Given instruction: Exactly as written, please set down all of the entries again, with no pictures.

[START OF Data for the task]

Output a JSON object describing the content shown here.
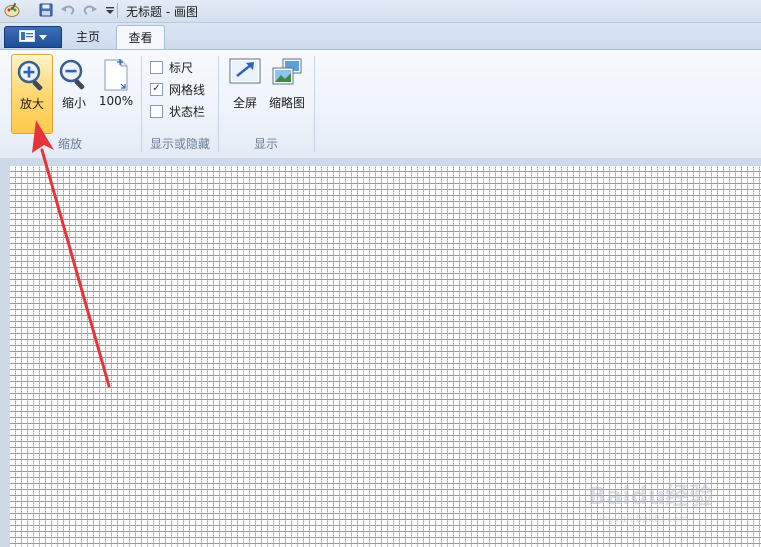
{
  "window": {
    "title": "无标题 - 画图"
  },
  "quick_access": {
    "icons": [
      "paint-app-icon",
      "save-icon",
      "undo-icon",
      "redo-icon",
      "customize-dropdown-icon"
    ]
  },
  "tabs": [
    {
      "label": "主页",
      "active": false
    },
    {
      "label": "查看",
      "active": true
    }
  ],
  "ribbon": {
    "zoom_group": {
      "label": "缩放",
      "zoom_in": "放大",
      "zoom_out": "缩小",
      "zoom_100": "100%"
    },
    "show_hide_group": {
      "label": "显示或隐藏",
      "ruler": {
        "label": "标尺",
        "checked": false
      },
      "gridlines": {
        "label": "网格线",
        "checked": true
      },
      "statusbar": {
        "label": "状态栏",
        "checked": false
      }
    },
    "display_group": {
      "label": "显示",
      "fullscreen": "全屏",
      "thumbnail": "缩略图"
    }
  },
  "colors": {
    "accent_active": "#ffd872",
    "app_menu": "#2a5ca8",
    "arrow": "#e8333a"
  },
  "watermark": {
    "text": "Baidu经验",
    "sub": "jingyan.baidu.com"
  }
}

[END OF Data for the task]

Complete response:
Output a JSON object describing the content shown here.
{
  "window": {
    "title": "无标题 - 画图"
  },
  "quick_access": {
    "icons": [
      "paint-app-icon",
      "save-icon",
      "undo-icon",
      "redo-icon",
      "customize-dropdown-icon"
    ]
  },
  "tabs": [
    {
      "label": "主页",
      "active": false
    },
    {
      "label": "查看",
      "active": true
    }
  ],
  "ribbon": {
    "zoom_group": {
      "label": "缩放",
      "zoom_in": "放大",
      "zoom_out": "缩小",
      "zoom_100": "100%"
    },
    "show_hide_group": {
      "label": "显示或隐藏",
      "ruler": {
        "label": "标尺",
        "checked": false
      },
      "gridlines": {
        "label": "网格线",
        "checked": true
      },
      "statusbar": {
        "label": "状态栏",
        "checked": false
      }
    },
    "display_group": {
      "label": "显示",
      "fullscreen": "全屏",
      "thumbnail": "缩略图"
    }
  },
  "colors": {
    "accent_active": "#ffd872",
    "app_menu": "#2a5ca8",
    "arrow": "#e8333a"
  },
  "watermark": {
    "text": "Baidu经验",
    "sub": "jingyan.baidu.com"
  }
}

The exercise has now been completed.